#### [TEXT EXTRACT]
┄┄┄┄┄┄┄┄┄┄┄┄┄┄┄┄┄┄┄┄

A look at risk mismanagement circa 2013.

It seems like companies and governments can’t effectively manage risk. From a nuclear disaster apparently made out of a radioactive Pinocchio’s nose (it keeps growing every time the management lies), to badly bungled warzones, to banks that can’t pay for their mistakes, to the spill in the Gulf of Mexico…it’s like a thousand points of light, each representing some mismanaged risk that’s turned into a fire leaving people worse than they came.

Often it is the government that first requires an industry to manage its risk, then decides to help by assuming the risk (and in some cases even paying for the privilege). But you and I help, too.

In every contract of adhesion with major businesses, the language is replete with the customer holding the risk. And if that risk materializes, you can challenge in binding arbitration.

Systemic risk mismanagement is what we see, from the congress failing to do their jobs, to businesses going scot-free (or maybe they pay a modest tribute to the gods the judge favors) no matter how egregious their crimes.

But combating the problem seems difficult. For one, the governments that are supposed to enforce risk management seem ill-equipped and reluctant. For another, while much of the internet passes around image memes of one sort, the corporations pass around their own image memes detailing how to deflect, understate, or otherwise mismanage their risk. [Use your imagination, “destroy all the things,” or “why don’t we take our risk, and move it to the children of the earth,” etc.]

Lots of solutions come to mind, but most of them rely on functional government. And unless we solve the problem of functional government soon, that’s just not a viable option to force the proper management of risk.

Why do companies insist on being risk-addled so-and-sos? The naive belief that not paying for risk will make them more money? Their corporate brothers bragging up how they just built a new virulence research facility on the roof of a preschool? Do regulations contribute to a false sense that risk is overmanaged? Is it overmanaged in some places which gives the illusion of safety?

┄┄┄┄┄┄┄┄┄┄┄┄┄┄┄┄┄┄┄┄

#### [SOURCE DATA]

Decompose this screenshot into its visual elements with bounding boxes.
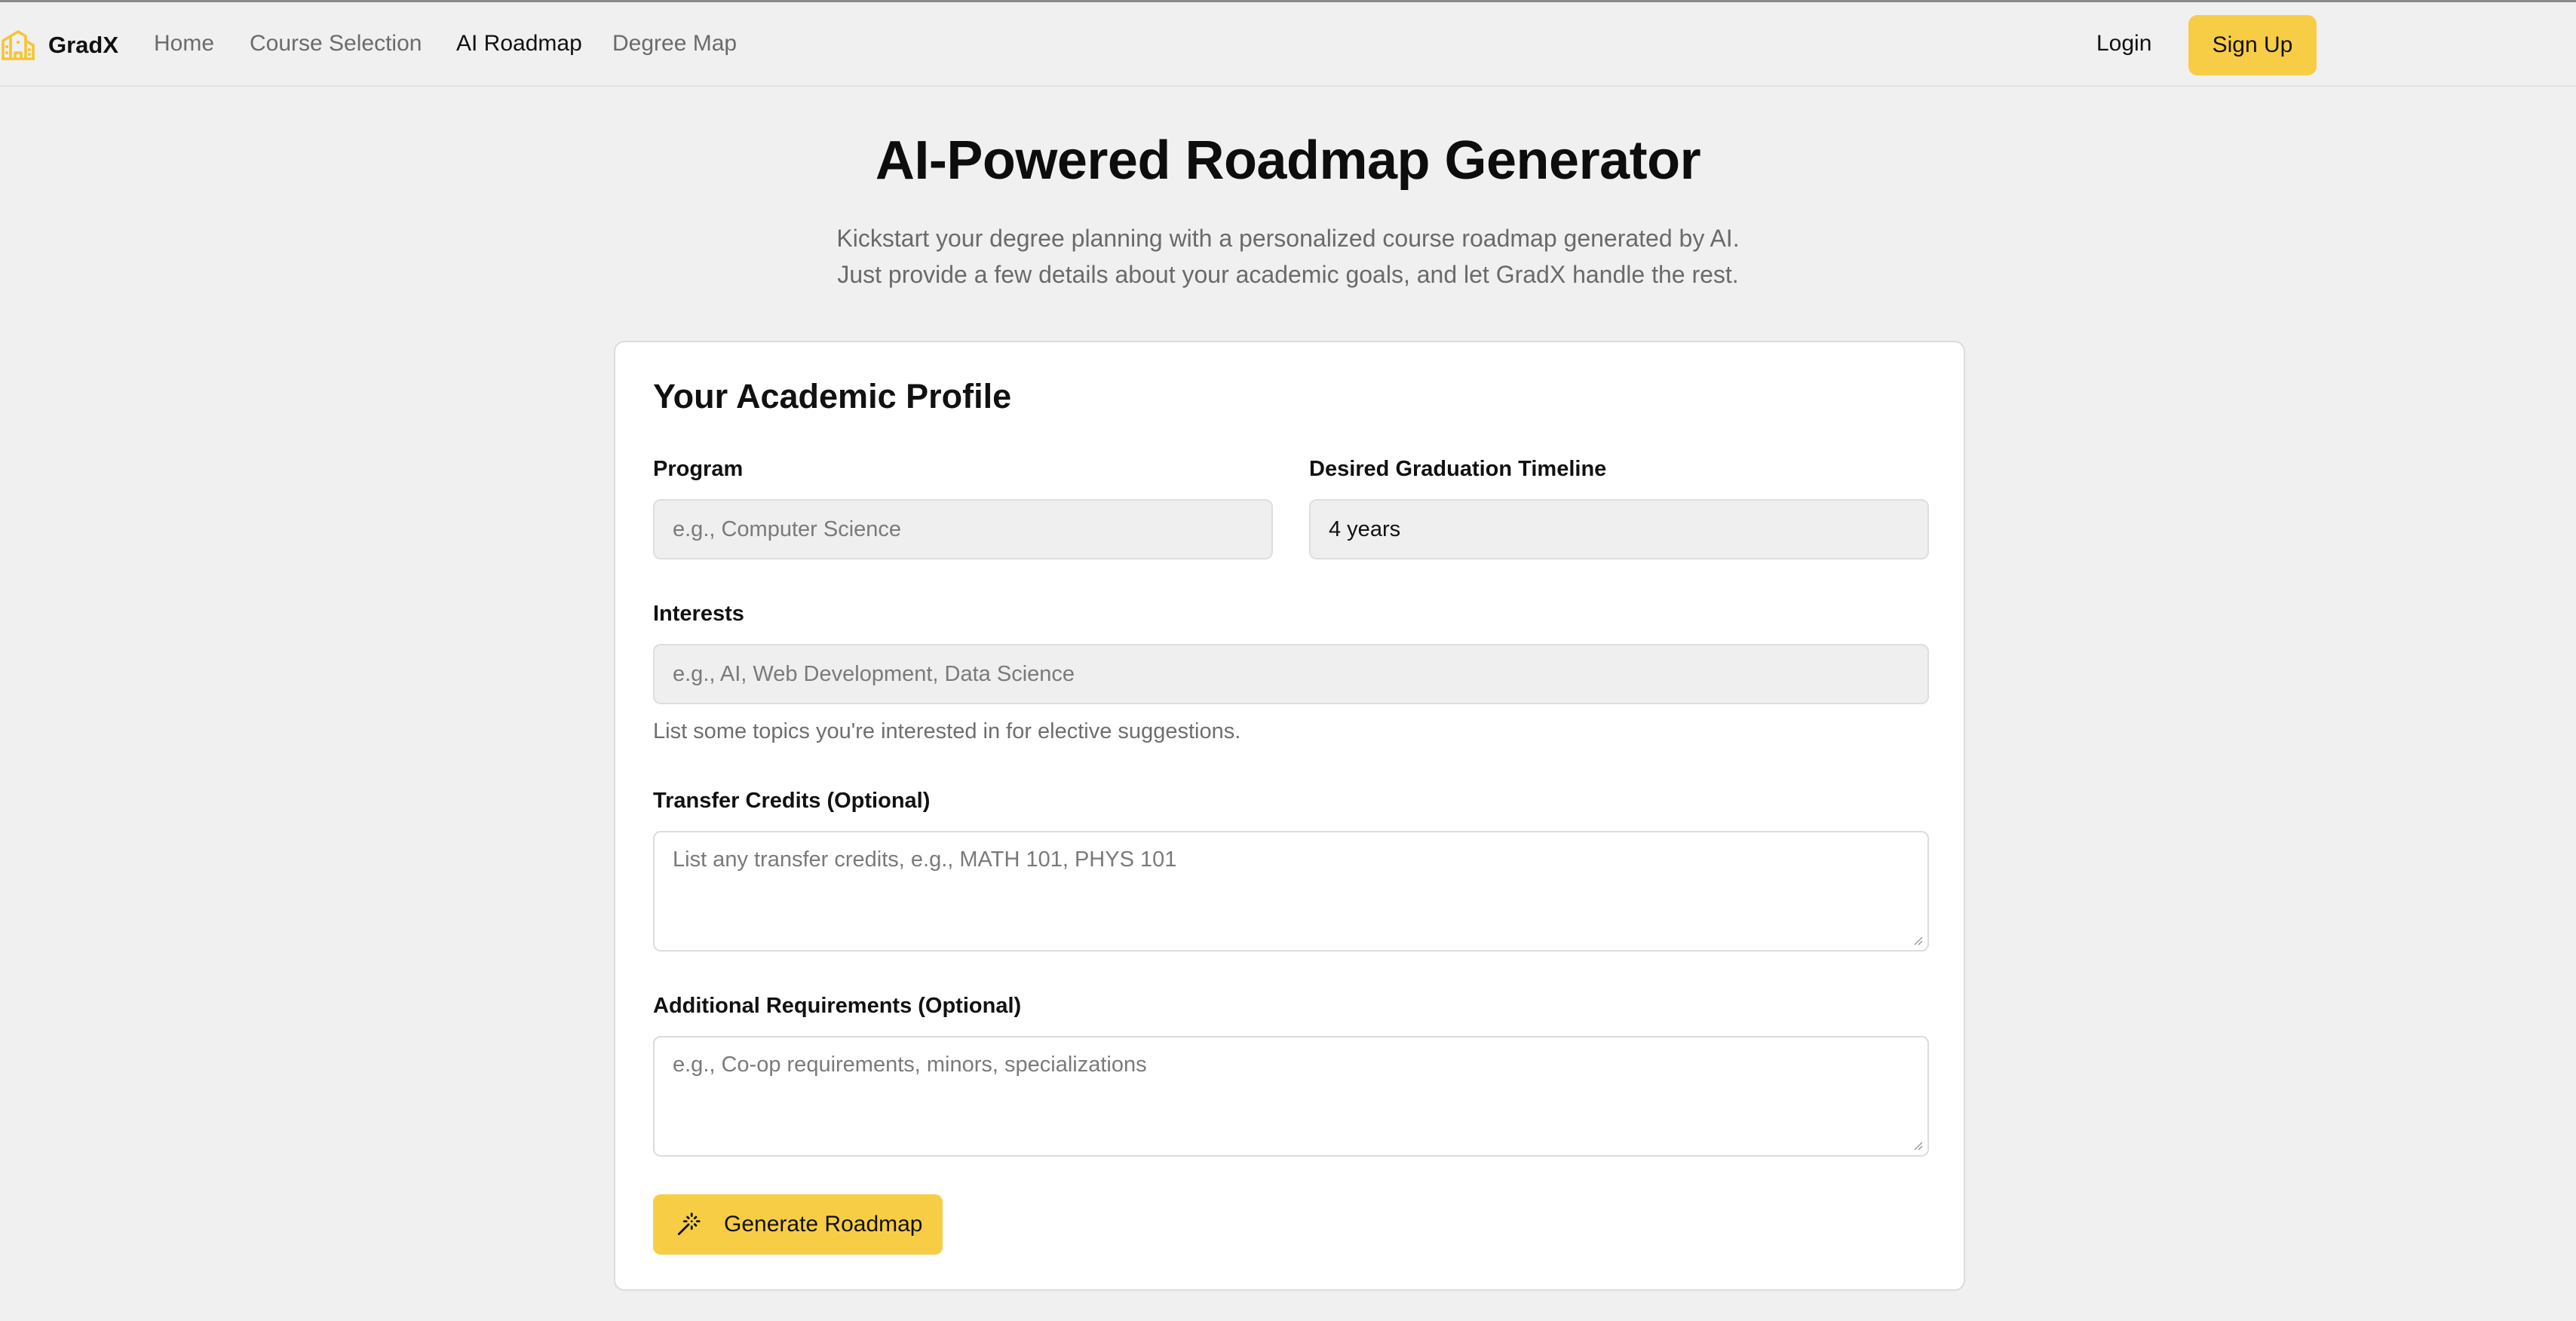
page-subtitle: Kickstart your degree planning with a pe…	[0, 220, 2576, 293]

┄┄┄┄┄┄┄┄┄┄┄┄┄┄┄┄┄┄┄┄

#### [PROBLEMS AND TASKS]
1. Update the risk mismanagement piece by writing it again from the words "In every contract" through the words "in binding arbitration.", with "customer" replaced by "consumer".
2. List every example of mismanaged risk that the opening paragraph of the risk mismanagement piece names.

#### [SOLUTIONS BELOW]
1.
In every contract of adhesion with major businesses, the language is replete with the consumer holding the risk. And if that risk materializes, you can challenge in binding arbitration.

2.
- A nuclear disaster
- Badly bungled warzones
- Banks that can't pay for their mistakes
- The spill in the Gulf of Mexico